DOCUMENT EXCERPT:
Saturday, June 21, 2014

Historiography of Byzantine iconoclasm

ICONOCLASM IN BYZANTIUM AND AFTER:  HISTORIOGRAPHY

With regard to art-historical topics, the rhythm of research is oftentimes not continuous, but more episodic, responding to various external stimuli. So it is with the study of iconoclasm in Byzantium.  
The modern phase of this study was inaugurated by a young Russian scholar, Georg Ostrogorski (1902-1975), who had settled in Germany to pursue graduate work.  In 1929 he published his dissertation on the theological and political aspects of the iconoclastic controversy.  This choice of topic undoubtedly reflected Ostrogorski’s experiences in the early years of the Bolshevik regime, which were marked by widespread destruction of icons and churches. The topic was also prophetic, as it anticipated the Nazi book burnings of 1933 and the raids on “degenerate art” of 1937. Wisely, Ostrogorski moved to Serbia, where he had a distinguished career as a Byzantinist.
At all events the world Depression and the rise of Nazism put a damper on all sorts of research, including inquiries in this realm.  An exception was a somewhat generic, but insightful book, Holy Images, published by the English historian Edwyn Bevan in 1940.
So much for prologue.  In my judgment the fundamental issues were not addressed until the 1950s at the height of the Cold War by two art historians working on both sides of the Atlantic.  In 1954 Ernst Kitzinger of Harvard University charted the rise of a new sense of charisma and thaumaturgy in the icons that developed in popular circles during the difficult years after 565 CE.  Three years later, André Grabar, working in Paris, offered a more complex picture using numismatic and other evidence.  Even though they worked independently, these two scholars were in contact.  They were both in flight from authoritarianism, Kitzinger from Nazism, Grabar from Sovietism.  In some sense, I think, they were both motivated by puzzlement at the rise of abstractionism in contemporary art; abstract expressionism on this side of the water, art informel in Europe.
And so the matter rested for a time.  In 1985 David Freedberg, now of Columbia University, forcefully raised the issue of 16th-century iconoclasm in Western Europe.  This study was placed in a larger context by his 1989 book The Power of Images, which posited that images may derive their power from two opposite sources: their uncanny naturalism on the one hand, and their extreme stylization on the other.
About the same time Michael Camille and Carlos Eire discussed the uncertain status of images in the Gothic and early modern eras, respectively.

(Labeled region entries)

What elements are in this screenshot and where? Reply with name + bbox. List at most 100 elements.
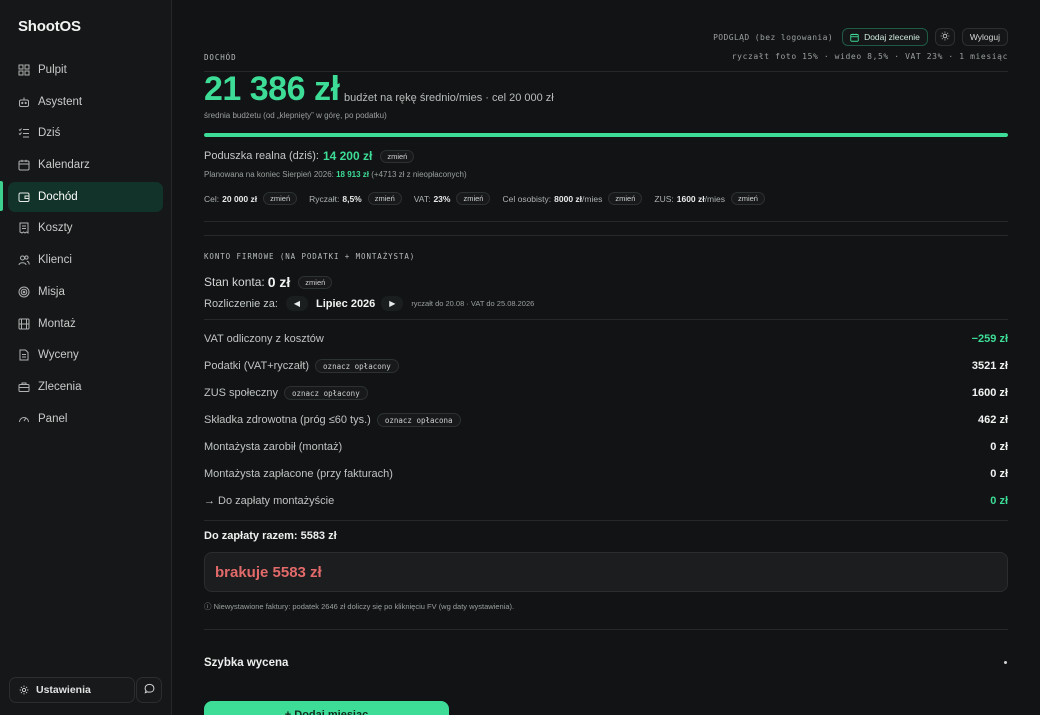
- sidebar-item-misja[interactable]: Misja: [8, 277, 163, 307]
- change-lump-sum-button[interactable]: zmień: [367, 192, 402, 205]
- add-order-button[interactable]: Dodaj zlecenie: [842, 28, 928, 46]
- param-label: Ryczałt:: [309, 193, 340, 204]
- sidebar-item-dochod[interactable]: Dochód: [8, 181, 163, 212]
- logout-label: Wyloguj: [969, 32, 1000, 42]
- sidebar-item-label: Panel: [38, 412, 68, 425]
- checklist-icon: [18, 127, 30, 139]
- income-sub-caption: średnia budżetu (od „klepnięty” w górę, …: [204, 111, 387, 120]
- sidebar-item-panel[interactable]: Panel: [8, 404, 163, 434]
- chat-button[interactable]: [136, 677, 162, 703]
- sidebar-item-asystent[interactable]: Asystent: [8, 87, 163, 117]
- tax-row-amount: 462 zł: [978, 414, 1008, 426]
- param-vat: VAT: 23% zmień: [414, 192, 491, 205]
- header-actions: PODGLĄD (bez logowania) Dodaj zlecenie W…: [713, 28, 1008, 46]
- unissued-invoices-note: ⓘ Niewystawione faktury: podatek 2646 zł…: [204, 602, 515, 611]
- preview-label: PODGLĄD (bez logowania): [713, 32, 834, 42]
- calendar-icon: [850, 33, 859, 42]
- sidebar-item-zlecenia[interactable]: Zlecenia: [8, 372, 163, 402]
- sidebar-item-klienci[interactable]: Klienci: [8, 245, 163, 275]
- tax-row-amount: 0 zł: [990, 441, 1008, 453]
- sidebar-item-label: Koszty: [38, 222, 73, 235]
- sidebar-item-kalendarz[interactable]: Kalendarz: [8, 150, 163, 180]
- sidebar-item-wyceny[interactable]: Wyceny: [8, 340, 163, 370]
- expand-dot-icon[interactable]: [1004, 661, 1007, 664]
- total-due: Do zapłaty razem: 5583 zł: [204, 530, 337, 542]
- param-value: 23%: [433, 193, 451, 204]
- missing-amount: brakuje 5583 zł: [215, 563, 322, 581]
- tax-row-zus: ZUS społeczny oznacz opłacony 1600 zł: [204, 385, 1008, 401]
- param-suffix: /mies: [582, 193, 603, 204]
- change-goal-button[interactable]: zmień: [263, 192, 298, 205]
- bot-icon: [18, 96, 30, 108]
- sidebar-item-koszty[interactable]: Koszty: [8, 213, 163, 243]
- document-icon: [18, 349, 30, 361]
- goal-progress-fill: [204, 133, 1008, 137]
- goal-progress-bar: [204, 133, 1008, 137]
- receipt-icon: [18, 222, 30, 235]
- param-lump-sum: Ryczałt: 8,5% zmień: [309, 192, 402, 205]
- divider: [204, 520, 1008, 521]
- tax-row-label: ZUS społeczny: [204, 387, 278, 399]
- planned-suffix: (+4713 zł z nieopłaconych): [371, 170, 467, 179]
- change-balance-button[interactable]: zmień: [298, 275, 333, 289]
- planned-label: Planowana na koniec Sierpień 2026:: [204, 170, 334, 179]
- prev-month-button[interactable]: ◀: [285, 296, 308, 311]
- param-value: 8,5%: [342, 193, 362, 204]
- sidebar-item-dzis[interactable]: Dziś: [8, 118, 163, 148]
- app-logo: ShootOS: [18, 18, 81, 35]
- sidebar-item-label: Zlecenia: [38, 380, 82, 393]
- sidebar: ShootOS Pulpit Asystent Dziś Kalendarz D…: [0, 0, 172, 715]
- tax-row-amount: −259 zł: [971, 333, 1008, 345]
- sidebar-item-label: Pulpit: [38, 64, 67, 76]
- sidebar-item-label: Klienci: [38, 254, 72, 267]
- sidebar-item-label: Dziś: [38, 127, 61, 140]
- change-cushion-button[interactable]: zmień: [380, 149, 415, 163]
- settings-label: Ustawienia: [36, 684, 91, 696]
- film-icon: [18, 318, 30, 330]
- sidebar-item-label: Kalendarz: [38, 159, 90, 172]
- sun-icon: [940, 31, 950, 43]
- mark-paid-button[interactable]: oznacz opłacona: [376, 413, 461, 427]
- wallet-icon: [18, 191, 30, 203]
- tax-row-label: → Do zapłaty montażyście: [204, 495, 335, 507]
- change-personal-goal-button[interactable]: zmień: [608, 192, 643, 205]
- tax-row-amount: 1600 zł: [971, 387, 1008, 399]
- next-month-button[interactable]: ▶: [381, 296, 404, 311]
- quick-quote-toggle[interactable]: Szybka wycena: [204, 657, 288, 669]
- active-nav-indicator: [0, 181, 3, 211]
- planned-value: 18 913 zł: [336, 170, 370, 179]
- add-month-button[interactable]: + Dodaj miesiąc: [204, 701, 449, 715]
- sidebar-item-label: Montaż: [38, 317, 76, 330]
- param-label: Cel:: [204, 193, 220, 204]
- grid-icon: [18, 64, 30, 76]
- tax-row-amount: 0 zł: [990, 468, 1008, 480]
- calendar-icon: [18, 159, 30, 171]
- param-label: VAT:: [413, 193, 431, 204]
- sidebar-item-montaz[interactable]: Montaż: [8, 309, 163, 339]
- change-zus-button[interactable]: zmień: [730, 192, 765, 205]
- sidebar-item-pulpit[interactable]: Pulpit: [8, 55, 163, 85]
- balance-label: Stan konta:: [204, 275, 265, 289]
- theme-toggle-button[interactable]: [934, 28, 955, 46]
- divider: [204, 629, 1008, 630]
- cushion-value: 14 200 zł: [322, 149, 373, 163]
- balance-value: 0 zł: [267, 274, 291, 290]
- settings-button[interactable]: Ustawienia: [9, 677, 135, 703]
- tax-row-editor-paid: Montażysta zapłacone (przy fakturach) 0 …: [204, 466, 1008, 482]
- logout-button[interactable]: Wyloguj: [961, 28, 1008, 46]
- mark-paid-button[interactable]: oznacz opłacony: [315, 359, 399, 373]
- param-label: ZUS:: [654, 193, 674, 204]
- tax-row-vat-deducted: VAT odliczony z kosztów −259 zł: [204, 331, 1008, 347]
- change-vat-button[interactable]: zmień: [456, 192, 491, 205]
- company-section-label: KONTO FIRMOWE (NA PODATKI + MONTAŻYSTA): [204, 252, 416, 261]
- tax-row-label: Montażysta zarobił (montaż): [204, 441, 343, 453]
- mark-paid-button[interactable]: oznacz opłacony: [283, 386, 368, 400]
- tax-row-editor-due: → Do zapłaty montażyście 0 zł: [204, 493, 1008, 509]
- tax-row-label-group: Podatki (VAT+ryczałt) oznacz opłacony: [204, 359, 399, 373]
- settlement-label: Rozliczenie za:: [204, 297, 278, 310]
- param-value: 8000 zł: [554, 193, 583, 204]
- chevron-left-icon: ◀: [293, 299, 301, 308]
- missing-amount-box: brakuje 5583 zł: [204, 552, 1008, 592]
- params-row: Cel: 20 000 zł zmień Ryczałt: 8,5% zmień…: [204, 192, 777, 205]
- target-icon: [18, 286, 30, 298]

REQUESTS:
[A] According to the piece on the historiography of Byzantine iconoclasm, who published the book Holy Images, and in what year?
[B] Please carry on the piece on the historiography of Byzantine iconoclasm, starting after its final sentence.

ANSWER LIST:
[A] The English historian Edwyn Bevan published it in 1940.

[B]
In effect Hans Belting denied that the icons were art at all, since they stem from an era “before art.”  
A little later Alain Besançon addressed the elusive, but clearly important issue of the heritage of distrust of images in the rise of pure abstraction in the years 1908-13 in the work of avant-garde artists, almost all of them Slavic or Dutch. 
The current leader in this cluster of fields seems to be Professor Leslie Brubaker, author of three game-changing books, and head of a Centre at the University of Birmingham that coordinates these studies on an international basis.  These scholars are influenced, among other things, by the destruction of images by the Taliban.

The approach employed in this piece reflects the sociology of knowledge, which studies  the link between human thought and the social context within which it arises.  In some periods there is a climate of innovation that fosters the clustering of inquiries, as seen with the rise of modern physics in Europe after 1900.  Complementary to the sociology of knowledge is the sociology of ignorance, including the study of nescience, ignorance, unwarranted conspiracy theories, and knowledge gaps.
The rise of the sociology of knowledge has been traced to the work of the sociologists Emile Durkheim and Marcel Mauss at the end of the 19th and beginning of the 20th centuries. They dealt directly with how conceptual thought, language, and logic could be influenced by the sociological milieu out of which they arise. In Primitive Classification, Durkheim and Mauss employ a study of “primitive” group mythology to argue that systems of classification are collectively based, with the the divisions with these systems deriving from social categories.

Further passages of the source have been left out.